--- Start of RECORDS FOR THIS EXERCISE ---
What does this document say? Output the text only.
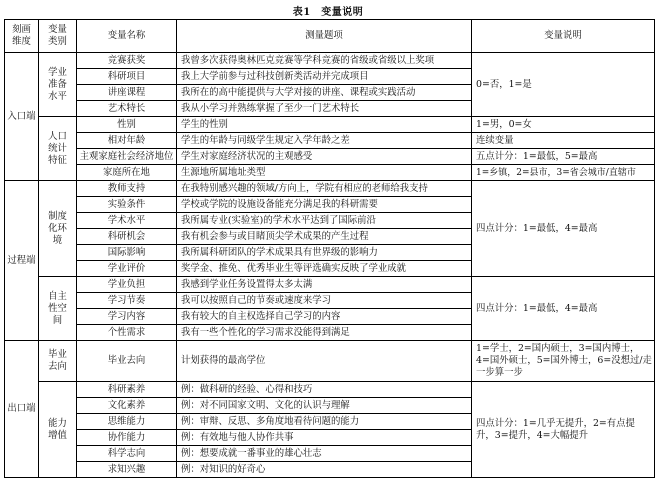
表1　变量说明
刻画维度	变量类别	变量名称	测量题项	变量说明
入口端	学业准备水平	竞赛获奖	我曾多次获得奥林匹克竞赛等学科竞赛的省级或省级以上奖项	0=否，1=是
		科研项目	我上大学前参与过科技创新类活动并完成项目	
		讲座课程	我所在的高中能提供与大学对接的讲座、课程或实践活动	
		艺术特长	我从小学习并熟练掌握了至少一门艺术特长	
	人口统计特征	性别	学生的性别	1=男，0=女
		相对年龄	学生的年龄与同级学生规定入学年龄之差	连续变量
		主观家庭社会经济地位	学生对家庭经济状况的主观感受	五点计分：1=最低，5=最高
		家庭所在地	生源地所属地址类型	1=乡镇，2=县市，3=省会城市/直辖市
过程端	制度化环境	教师支持	在我特别感兴趣的领域/方向上，学院有相应的老师给我支持	四点计分：1=最低，4=最高
		实验条件	学校或学院的设施设备能充分满足我的科研需要	
		学术水平	我所属专业(实验室)的学术水平达到了国际前沿	
		科研机会	我有机会参与或目睹顶尖学术成果的产生过程	
		国际影响	我所属科研团队的学术成果具有世界级的影响力	
		学业评价	奖学金、推免、优秀毕业生等评选确实反映了学业成就	
	自主性空间	学业负担	我感到学业任务设置得太多太满	四点计分：1=最低，4=最高
		学习节奏	我可以按照自己的节奏或速度来学习	
		学习内容	我有较大的自主权选择自己学习的内容	
		个性需求	我有一些个性化的学习需求没能得到满足	
出口端	毕业去向	毕业去向	计划获得的最高学位	1=学士，2=国内硕士，3=国内博士，4=国外硕士，5=国外博士，6=没想过/走一步算一步
	能力增值	科研素养	例：做科研的经验、心得和技巧	四点计分：1=几乎无提升，2=有点提升，3=提升，4=大幅提升
		文化素养	例：对不同国家文明、文化的认识与理解	
		思维能力	例：审辩、反思、多角度地看待问题的能力	
		协作能力	例：有效地与他人协作共事	
		科学志向	例：想要成就一番事业的雄心壮志	
		求知兴趣	例：对知识的好奇心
--- End of RECORDS FOR THIS EXERCISE ---
Print the complete listing exactly as it stands, without its pictures.

What does this document say? Output the text only.
表1　变量说明
刻画维度	变量类别	变量名称	测量题项	变量说明
入口端	学业准备水平	竞赛获奖	我曾多次获得奥林匹克竞赛等学科竞赛的省级或省级以上奖项	0=否，1=是
		科研项目	我上大学前参与过科技创新类活动并完成项目	
		讲座课程	我所在的高中能提供与大学对接的讲座、课程或实践活动	
		艺术特长	我从小学习并熟练掌握了至少一门艺术特长	
	人口统计特征	性别	学生的性别	1=男，0=女
		相对年龄	学生的年龄与同级学生规定入学年龄之差	连续变量
		主观家庭社会经济地位	学生对家庭经济状况的主观感受	五点计分：1=最低，5=最高
		家庭所在地	生源地所属地址类型	1=乡镇，2=县市，3=省会城市/直辖市
过程端	制度化环境	教师支持	在我特别感兴趣的领域/方向上，学院有相应的老师给我支持	四点计分：1=最低，4=最高
		实验条件	学校或学院的设施设备能充分满足我的科研需要	
		学术水平	我所属专业(实验室)的学术水平达到了国际前沿	
		科研机会	我有机会参与或目睹顶尖学术成果的产生过程	
		国际影响	我所属科研团队的学术成果具有世界级的影响力	
		学业评价	奖学金、推免、优秀毕业生等评选确实反映了学业成就	
	自主性空间	学业负担	我感到学业任务设置得太多太满	四点计分：1=最低，4=最高
		学习节奏	我可以按照自己的节奏或速度来学习	
		学习内容	我有较大的自主权选择自己学习的内容	
		个性需求	我有一些个性化的学习需求没能得到满足	
出口端	毕业去向	毕业去向	计划获得的最高学位	1=学士，2=国内硕士，3=国内博士，4=国外硕士，5=国外博士，6=没想过/走一步算一步
	能力增值	科研素养	例：做科研的经验、心得和技巧	四点计分：1=几乎无提升，2=有点提升，3=提升，4=大幅提升
		文化素养	例：对不同国家文明、文化的认识与理解	
		思维能力	例：审辩、反思、多角度地看待问题的能力	
		协作能力	例：有效地与他人协作共事	
		科学志向	例：想要成就一番事业的雄心壮志	
		求知兴趣	例：对知识的好奇心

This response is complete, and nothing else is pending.